**Supplied material**:
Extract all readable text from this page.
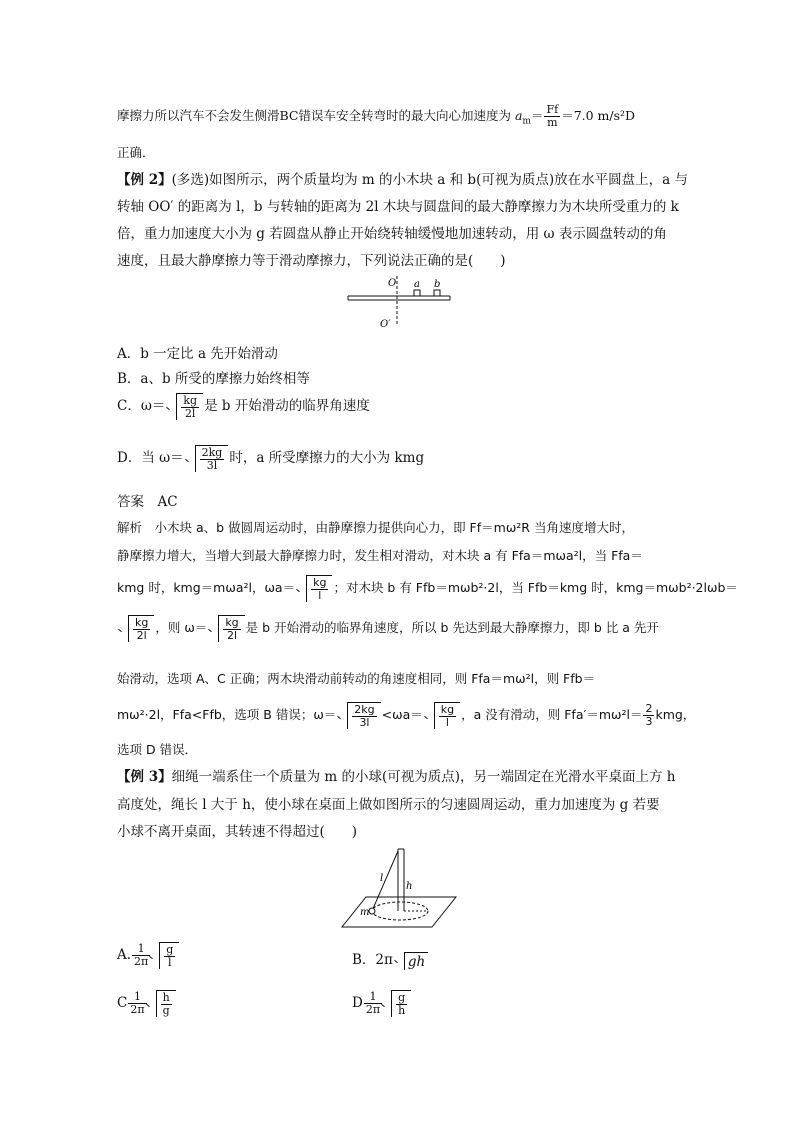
摩擦力所以汽车不会发生侧滑BC错误车安全转弯时的最大向心加速度为 $a_m= \frac{Ff}{m} =7.0$ m/s²D
正确．
【例 2】(多选)如图所示，两个质量均为 m 的小木块 a 和 b(可视为质点)放在水平圆盘上，a 与
转轴 OO′ 的距离为 l，b 与转轴的距离为 2l 木块与圆盘间的最大静摩擦力为木块所受重力的 k
倍，重力加速度大小为 g 若圆盘从静止开始绕转轴缓慢地加速转动，用 ω 表示圆盘转动的角
速度，且最大静摩擦力等于滑动摩擦力，下列说法正确的是(　　)
O
O′
a b
A．b 一定比 a 先开始滑动
B．a、b 所受的摩擦力始终相等
C．$\omega= \frac{kg}{2l}$ 是 b 开始滑动的临界角速度
D．当 $\omega= \frac{2kg}{3l}$ 时，a 所受摩擦力的大小为 kmg
答案　 AC
解析　 小木块 a、b 做圆周运动时，由静摩擦力提供向心力，即 Ff＝mω²R 当角速度增大时，
静摩擦力增大，当增大到最大静摩擦力时，发生相对滑动，对木块 a 有 Ffa＝mωa²l，当 Ffa＝
kmg 时，kmg＝mωa²l，$\omega a= \frac{kg}{l}$ ；对木块 b 有 Ffb＝mωb²·2l，当 Ffb＝kmg 时，kmg＝mωb²·2lωb＝
$\frac{kg}{2l}$ ，则 $\omega= \frac{kg}{2l}$ 是 b 开始滑动的临界角速度，所以 b 先达到最大静摩擦力，即 b 比 a 先开
始滑动，选项 A、C 正确；两木块滑动前转动的角速度相同，则 Ffa＝mω²l，则 Ffb＝
mω²·2l，Ffa<Ffb，选项 B 错误；$\omega= \frac{2kg}{3l} <\omega a= \frac{kg}{l}$ ，a 没有滑动，则 $Ffa'=m\omega^2l= \frac{2}{3}$ kmg，
选项 D 错误．
【例 3】细绳一端系住一个质量为 m 的小球(可视为质点)，另一端固定在光滑水平桌面上方 h
高度处，绳长 l 大于 h，使小球在桌面上做如图所示的匀速圆周运动，重力加速度为 g 若要
小球不离开桌面，其转速不得超过(　　)
l
h
m
A. $\frac{1}{2\pi} \frac{g}{l}$	B．2π gh
C $\frac{1}{2\pi} \frac{h}{g}$	D $\frac{1}{2\pi} \frac{g}{h}$
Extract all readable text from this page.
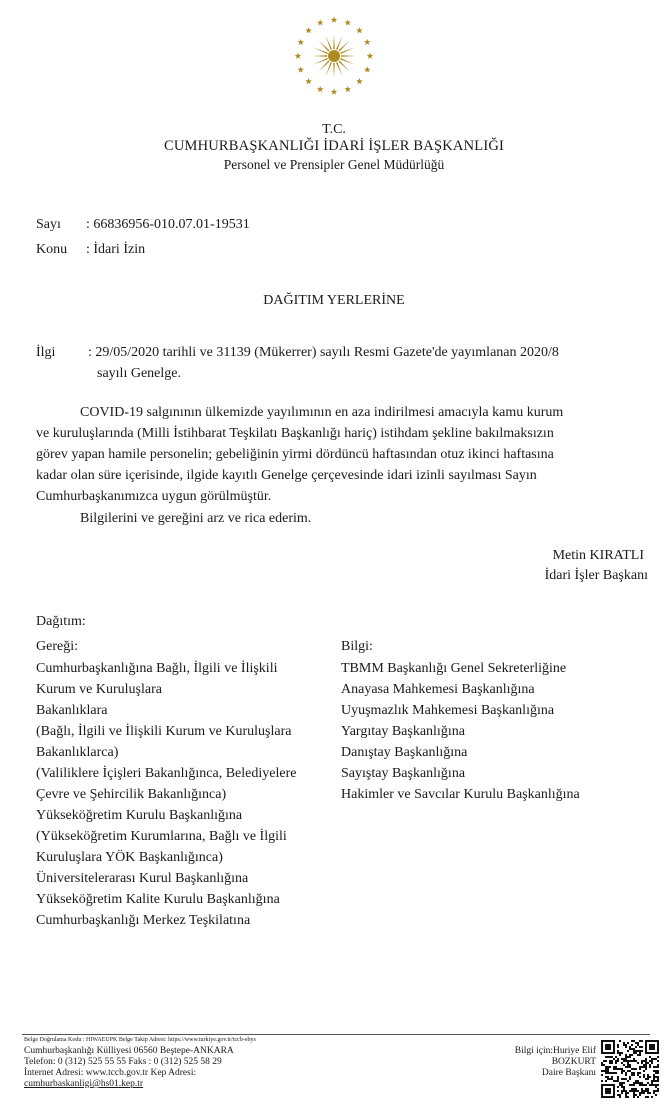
T.C.
CUMHURBAŞKANLIĞI İDARİ İŞLER BAŞKANLIĞI
Personel ve Prensipler Genel Müdürlüğü
Sayı : 66836956-010.07.01-19531
Konu : İdari İzin
DAĞITIM YERLERİNE
İlgi : 29/05/2020 tarihli ve 31139 (Mükerrer) sayılı Resmi Gazete'de yayımlanan 2020/8
sayılı Genelge.
COVID-19 salgınının ülkemizde yayılımının en aza indirilmesi amacıyla kamu kurum
ve kuruluşlarında (Milli İstihbarat Teşkilatı Başkanlığı hariç) istihdam şekline bakılmaksızın
görev yapan hamile personelin; gebeliğinin yirmi dördüncü haftasından otuz ikinci haftasına
kadar olan süre içerisinde, ilgide kayıtlı Genelge çerçevesinde idari izinli sayılması Sayın
Cumhurbaşkanımızca uygun görülmüştür.
Bilgilerini ve gereğini arz ve rica ederim.
Metin KIRATLI
İdari İşler Başkanı
Dağıtım:
Gereği:	Bilgi:
Cumhurbaşkanlığına Bağlı, İlgili ve İlişkili
Kurum ve Kuruluşlara
Bakanlıklara
(Bağlı, İlgili ve İlişkili Kurum ve Kuruluşlara
Bakanlıklarca)
(Valiliklere İçişleri Bakanlığınca, Belediyelere
Çevre ve Şehircilik Bakanlığınca)
Yükseköğretim Kurulu Başkanlığına
(Yükseköğretim Kurumlarına, Bağlı ve İlgili
Kuruluşlara YÖK Başkanlığınca)
Üniversitelerarası Kurul Başkanlığına
Yükseköğretim Kalite Kurulu Başkanlığına
Cumhurbaşkanlığı Merkez Teşkilatına
TBMM Başkanlığı Genel Sekreterliğine
Anayasa Mahkemesi Başkanlığına
Uyuşmazlık Mahkemesi Başkanlığına
Yargıtay Başkanlığına
Danıştay Başkanlığına
Sayıştay Başkanlığına
Hakimler ve Savcılar Kurulu Başkanlığına
Belge Doğrulama Kodu : HIWAEUPK Belge Takip Adresi: https://www.turkiye.gov.tr/tccb-ebys
Cumhurbaşkanlığı Külliyesi 06560 Beştepe-ANKARA
Telefon: 0 (312) 525 55 55 Faks : 0 (312) 525 58 29
İnternet Adresi: www.tccb.gov.tr Kep Adresi:
cumhurbaskanligi@hs01.kep.tr
Bilgi için:Huriye Elif
BOZKURT
Daire Başkanı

**Work to do**:
Repeat the records in full, exactly as they appear, without the pictures.

**Task result**:
Extract all readable text from this page.
摩擦力所以汽车不会发生侧滑BC错误车安全转弯时的最大向心加速度为 $a_m= \frac{Ff}{m} =7.0$ m/s²D
正确．
【例 2】(多选)如图所示，两个质量均为 m 的小木块 a 和 b(可视为质点)放在水平圆盘上，a 与
转轴 OO′ 的距离为 l，b 与转轴的距离为 2l 木块与圆盘间的最大静摩擦力为木块所受重力的 k
倍，重力加速度大小为 g 若圆盘从静止开始绕转轴缓慢地加速转动，用 ω 表示圆盘转动的角
速度，且最大静摩擦力等于滑动摩擦力，下列说法正确的是(　　)
O
O′
a b
A．b 一定比 a 先开始滑动
B．a、b 所受的摩擦力始终相等
C．$\omega= \frac{kg}{2l}$ 是 b 开始滑动的临界角速度
D．当 $\omega= \frac{2kg}{3l}$ 时，a 所受摩擦力的大小为 kmg
答案　 AC
解析　 小木块 a、b 做圆周运动时，由静摩擦力提供向心力，即 Ff＝mω²R 当角速度增大时，
静摩擦力增大，当增大到最大静摩擦力时，发生相对滑动，对木块 a 有 Ffa＝mωa²l，当 Ffa＝
kmg 时，kmg＝mωa²l，$\omega a= \frac{kg}{l}$ ；对木块 b 有 Ffb＝mωb²·2l，当 Ffb＝kmg 时，kmg＝mωb²·2lωb＝
$\frac{kg}{2l}$ ，则 $\omega= \frac{kg}{2l}$ 是 b 开始滑动的临界角速度，所以 b 先达到最大静摩擦力，即 b 比 a 先开
始滑动，选项 A、C 正确；两木块滑动前转动的角速度相同，则 Ffa＝mω²l，则 Ffb＝
mω²·2l，Ffa<Ffb，选项 B 错误；$\omega= \frac{2kg}{3l} <\omega a= \frac{kg}{l}$ ，a 没有滑动，则 $Ffa'=m\omega^2l= \frac{2}{3}$ kmg，
选项 D 错误．
【例 3】细绳一端系住一个质量为 m 的小球(可视为质点)，另一端固定在光滑水平桌面上方 h
高度处，绳长 l 大于 h，使小球在桌面上做如图所示的匀速圆周运动，重力加速度为 g 若要
小球不离开桌面，其转速不得超过(　　)
l
h
m
A. $\frac{1}{2\pi} \frac{g}{l}$	B．2π gh
C $\frac{1}{2\pi} \frac{h}{g}$	D $\frac{1}{2\pi} \frac{g}{h}$
Extract all readable text from this page.
T.C.
CUMHURBAŞKANLIĞI İDARİ İŞLER BAŞKANLIĞI
Personel ve Prensipler Genel Müdürlüğü
Sayı : 66836956-010.07.01-19531
Konu : İdari İzin
DAĞITIM YERLERİNE
İlgi : 29/05/2020 tarihli ve 31139 (Mükerrer) sayılı Resmi Gazete'de yayımlanan 2020/8
sayılı Genelge.
COVID-19 salgınının ülkemizde yayılımının en aza indirilmesi amacıyla kamu kurum
ve kuruluşlarında (Milli İstihbarat Teşkilatı Başkanlığı hariç) istihdam şekline bakılmaksızın
görev yapan hamile personelin; gebeliğinin yirmi dördüncü haftasından otuz ikinci haftasına
kadar olan süre içerisinde, ilgide kayıtlı Genelge çerçevesinde idari izinli sayılması Sayın
Cumhurbaşkanımızca uygun görülmüştür.
Bilgilerini ve gereğini arz ve rica ederim.
Metin KIRATLI
İdari İşler Başkanı
Dağıtım:
Gereği:	Bilgi:
Cumhurbaşkanlığına Bağlı, İlgili ve İlişkili
Kurum ve Kuruluşlara
Bakanlıklara
(Bağlı, İlgili ve İlişkili Kurum ve Kuruluşlara
Bakanlıklarca)
(Valiliklere İçişleri Bakanlığınca, Belediyelere
Çevre ve Şehircilik Bakanlığınca)
Yükseköğretim Kurulu Başkanlığına
(Yükseköğretim Kurumlarına, Bağlı ve İlgili
Kuruluşlara YÖK Başkanlığınca)
Üniversitelerarası Kurul Başkanlığına
Yükseköğretim Kalite Kurulu Başkanlığına
Cumhurbaşkanlığı Merkez Teşkilatına
TBMM Başkanlığı Genel Sekreterliğine
Anayasa Mahkemesi Başkanlığına
Uyuşmazlık Mahkemesi Başkanlığına
Yargıtay Başkanlığına
Danıştay Başkanlığına
Sayıştay Başkanlığına
Hakimler ve Savcılar Kurulu Başkanlığına
Belge Doğrulama Kodu : HIWAEUPK Belge Takip Adresi: https://www.turkiye.gov.tr/tccb-ebys
Cumhurbaşkanlığı Külliyesi 06560 Beştepe-ANKARA
Telefon: 0 (312) 525 55 55 Faks : 0 (312) 525 58 29
İnternet Adresi: www.tccb.gov.tr Kep Adresi:
cumhurbaskanligi@hs01.kep.tr
Bilgi için:Huriye Elif
BOZKURT
Daire Başkanı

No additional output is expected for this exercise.